■ WHAT TO PRODUCE
Your job is to transcribe the material exactly. Keep every line.

■ DATA FOR THE TASK
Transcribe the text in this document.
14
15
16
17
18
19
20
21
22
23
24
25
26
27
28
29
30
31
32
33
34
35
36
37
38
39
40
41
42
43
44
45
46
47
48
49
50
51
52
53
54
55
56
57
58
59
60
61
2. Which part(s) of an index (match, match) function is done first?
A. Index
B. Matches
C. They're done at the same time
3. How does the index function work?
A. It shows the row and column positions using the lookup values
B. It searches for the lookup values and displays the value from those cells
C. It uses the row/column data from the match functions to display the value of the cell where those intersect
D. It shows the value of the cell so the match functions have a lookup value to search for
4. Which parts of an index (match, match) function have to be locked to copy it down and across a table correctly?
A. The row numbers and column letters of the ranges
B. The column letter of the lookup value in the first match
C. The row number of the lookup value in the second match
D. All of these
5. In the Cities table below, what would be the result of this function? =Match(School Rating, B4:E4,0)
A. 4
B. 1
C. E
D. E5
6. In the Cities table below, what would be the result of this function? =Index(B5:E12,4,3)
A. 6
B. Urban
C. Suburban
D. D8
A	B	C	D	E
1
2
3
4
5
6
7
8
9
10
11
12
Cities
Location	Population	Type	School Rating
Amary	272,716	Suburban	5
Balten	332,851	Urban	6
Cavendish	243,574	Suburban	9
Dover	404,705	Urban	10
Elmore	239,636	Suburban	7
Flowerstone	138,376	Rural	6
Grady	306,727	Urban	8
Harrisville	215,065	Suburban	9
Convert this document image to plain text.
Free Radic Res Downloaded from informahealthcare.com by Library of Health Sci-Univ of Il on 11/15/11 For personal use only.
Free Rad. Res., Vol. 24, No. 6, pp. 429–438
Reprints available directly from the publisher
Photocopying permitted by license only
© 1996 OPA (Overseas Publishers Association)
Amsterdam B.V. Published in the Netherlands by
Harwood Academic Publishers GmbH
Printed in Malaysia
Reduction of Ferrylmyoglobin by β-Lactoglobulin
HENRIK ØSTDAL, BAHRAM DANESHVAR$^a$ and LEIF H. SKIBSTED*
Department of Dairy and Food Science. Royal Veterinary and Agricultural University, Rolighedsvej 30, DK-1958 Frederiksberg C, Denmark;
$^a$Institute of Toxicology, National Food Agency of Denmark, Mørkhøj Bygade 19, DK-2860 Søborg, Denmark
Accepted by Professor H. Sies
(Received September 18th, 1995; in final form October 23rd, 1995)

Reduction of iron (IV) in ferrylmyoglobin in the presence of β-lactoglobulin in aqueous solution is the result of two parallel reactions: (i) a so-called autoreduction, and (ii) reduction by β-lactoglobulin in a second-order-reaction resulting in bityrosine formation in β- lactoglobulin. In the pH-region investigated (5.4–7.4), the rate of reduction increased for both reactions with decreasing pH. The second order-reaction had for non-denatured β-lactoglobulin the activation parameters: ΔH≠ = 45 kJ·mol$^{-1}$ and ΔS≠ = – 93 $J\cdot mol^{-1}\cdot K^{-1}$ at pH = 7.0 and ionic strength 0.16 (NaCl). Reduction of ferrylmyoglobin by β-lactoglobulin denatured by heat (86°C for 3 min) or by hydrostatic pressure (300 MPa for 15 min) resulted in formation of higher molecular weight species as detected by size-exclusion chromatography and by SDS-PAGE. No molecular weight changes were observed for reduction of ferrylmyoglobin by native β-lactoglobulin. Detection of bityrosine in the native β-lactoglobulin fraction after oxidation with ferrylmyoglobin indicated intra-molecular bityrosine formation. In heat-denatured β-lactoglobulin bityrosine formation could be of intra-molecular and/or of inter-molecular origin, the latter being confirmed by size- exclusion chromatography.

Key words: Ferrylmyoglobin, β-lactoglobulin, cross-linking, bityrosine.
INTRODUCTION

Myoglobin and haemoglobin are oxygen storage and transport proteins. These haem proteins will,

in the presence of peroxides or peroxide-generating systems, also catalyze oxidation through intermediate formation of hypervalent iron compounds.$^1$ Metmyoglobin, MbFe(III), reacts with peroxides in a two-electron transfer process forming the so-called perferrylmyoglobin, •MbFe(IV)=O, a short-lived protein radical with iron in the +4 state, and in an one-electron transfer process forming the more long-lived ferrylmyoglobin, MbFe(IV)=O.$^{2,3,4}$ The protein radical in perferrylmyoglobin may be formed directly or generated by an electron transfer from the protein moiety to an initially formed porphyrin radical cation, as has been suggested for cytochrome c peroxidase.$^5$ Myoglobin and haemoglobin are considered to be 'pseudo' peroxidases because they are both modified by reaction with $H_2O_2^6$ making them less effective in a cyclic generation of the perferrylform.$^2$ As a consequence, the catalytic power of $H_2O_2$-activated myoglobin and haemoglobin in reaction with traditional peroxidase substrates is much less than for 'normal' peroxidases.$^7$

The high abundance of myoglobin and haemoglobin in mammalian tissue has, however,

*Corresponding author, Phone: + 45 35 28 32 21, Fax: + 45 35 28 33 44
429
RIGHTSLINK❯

■ EXERCISE RESULT
Transcribe the text in this document.
14
15
16
17
18
19
20
21
22
23
24
25
26
27
28
29
30
31
32
33
34
35
36
37
38
39
40
41
42
43
44
45
46
47
48
49
50
51
52
53
54
55
56
57
58
59
60
61
2. Which part(s) of an index (match, match) function is done first?
A. Index
B. Matches
C. They're done at the same time
3. How does the index function work?
A. It shows the row and column positions using the lookup values
B. It searches for the lookup values and displays the value from those cells
C. It uses the row/column data from the match functions to display the value of the cell where those intersect
D. It shows the value of the cell so the match functions have a lookup value to search for
4. Which parts of an index (match, match) function have to be locked to copy it down and across a table correctly?
A. The row numbers and column letters of the ranges
B. The column letter of the lookup value in the first match
C. The row number of the lookup value in the second match
D. All of these
5. In the Cities table below, what would be the result of this function? =Match(School Rating, B4:E4,0)
A. 4
B. 1
C. E
D. E5
6. In the Cities table below, what would be the result of this function? =Index(B5:E12,4,3)
A. 6
B. Urban
C. Suburban
D. D8
A	B	C	D	E
1
2
3
4
5
6
7
8
9
10
11
12
Cities
Location	Population	Type	School Rating
Amary	272,716	Suburban	5
Balten	332,851	Urban	6
Cavendish	243,574	Suburban	9
Dover	404,705	Urban	10
Elmore	239,636	Suburban	7
Flowerstone	138,376	Rural	6
Grady	306,727	Urban	8
Harrisville	215,065	Suburban	9
Convert this document image to plain text.
Free Radic Res Downloaded from informahealthcare.com by Library of Health Sci-Univ of Il on 11/15/11 For personal use only.
Free Rad. Res., Vol. 24, No. 6, pp. 429–438
Reprints available directly from the publisher
Photocopying permitted by license only
© 1996 OPA (Overseas Publishers Association)
Amsterdam B.V. Published in the Netherlands by
Harwood Academic Publishers GmbH
Printed in Malaysia
Reduction of Ferrylmyoglobin by β-Lactoglobulin
HENRIK ØSTDAL, BAHRAM DANESHVAR$^a$ and LEIF H. SKIBSTED*
Department of Dairy and Food Science. Royal Veterinary and Agricultural University, Rolighedsvej 30, DK-1958 Frederiksberg C, Denmark;
$^a$Institute of Toxicology, National Food Agency of Denmark, Mørkhøj Bygade 19, DK-2860 Søborg, Denmark
Accepted by Professor H. Sies
(Received September 18th, 1995; in final form October 23rd, 1995)

Reduction of iron (IV) in ferrylmyoglobin in the presence of β-lactoglobulin in aqueous solution is the result of two parallel reactions: (i) a so-called autoreduction, and (ii) reduction by β-lactoglobulin in a second-order-reaction resulting in bityrosine formation in β- lactoglobulin. In the pH-region investigated (5.4–7.4), the rate of reduction increased for both reactions with decreasing pH. The second order-reaction had for non-denatured β-lactoglobulin the activation parameters: ΔH≠ = 45 kJ·mol$^{-1}$ and ΔS≠ = – 93 $J\cdot mol^{-1}\cdot K^{-1}$ at pH = 7.0 and ionic strength 0.16 (NaCl). Reduction of ferrylmyoglobin by β-lactoglobulin denatured by heat (86°C for 3 min) or by hydrostatic pressure (300 MPa for 15 min) resulted in formation of higher molecular weight species as detected by size-exclusion chromatography and by SDS-PAGE. No molecular weight changes were observed for reduction of ferrylmyoglobin by native β-lactoglobulin. Detection of bityrosine in the native β-lactoglobulin fraction after oxidation with ferrylmyoglobin indicated intra-molecular bityrosine formation. In heat-denatured β-lactoglobulin bityrosine formation could be of intra-molecular and/or of inter-molecular origin, the latter being confirmed by size- exclusion chromatography.

Key words: Ferrylmyoglobin, β-lactoglobulin, cross-linking, bityrosine.
INTRODUCTION

Myoglobin and haemoglobin are oxygen storage and transport proteins. These haem proteins will,

in the presence of peroxides or peroxide-generating systems, also catalyze oxidation through intermediate formation of hypervalent iron compounds.$^1$ Metmyoglobin, MbFe(III), reacts with peroxides in a two-electron transfer process forming the so-called perferrylmyoglobin, •MbFe(IV)=O, a short-lived protein radical with iron in the +4 state, and in an one-electron transfer process forming the more long-lived ferrylmyoglobin, MbFe(IV)=O.$^{2,3,4}$ The protein radical in perferrylmyoglobin may be formed directly or generated by an electron transfer from the protein moiety to an initially formed porphyrin radical cation, as has been suggested for cytochrome c peroxidase.$^5$ Myoglobin and haemoglobin are considered to be 'pseudo' peroxidases because they are both modified by reaction with $H_2O_2^6$ making them less effective in a cyclic generation of the perferrylform.$^2$ As a consequence, the catalytic power of $H_2O_2$-activated myoglobin and haemoglobin in reaction with traditional peroxidase substrates is much less than for 'normal' peroxidases.$^7$

The high abundance of myoglobin and haemoglobin in mammalian tissue has, however,

*Corresponding author, Phone: + 45 35 28 32 21, Fax: + 45 35 28 33 44
429
RIGHTSLINK❯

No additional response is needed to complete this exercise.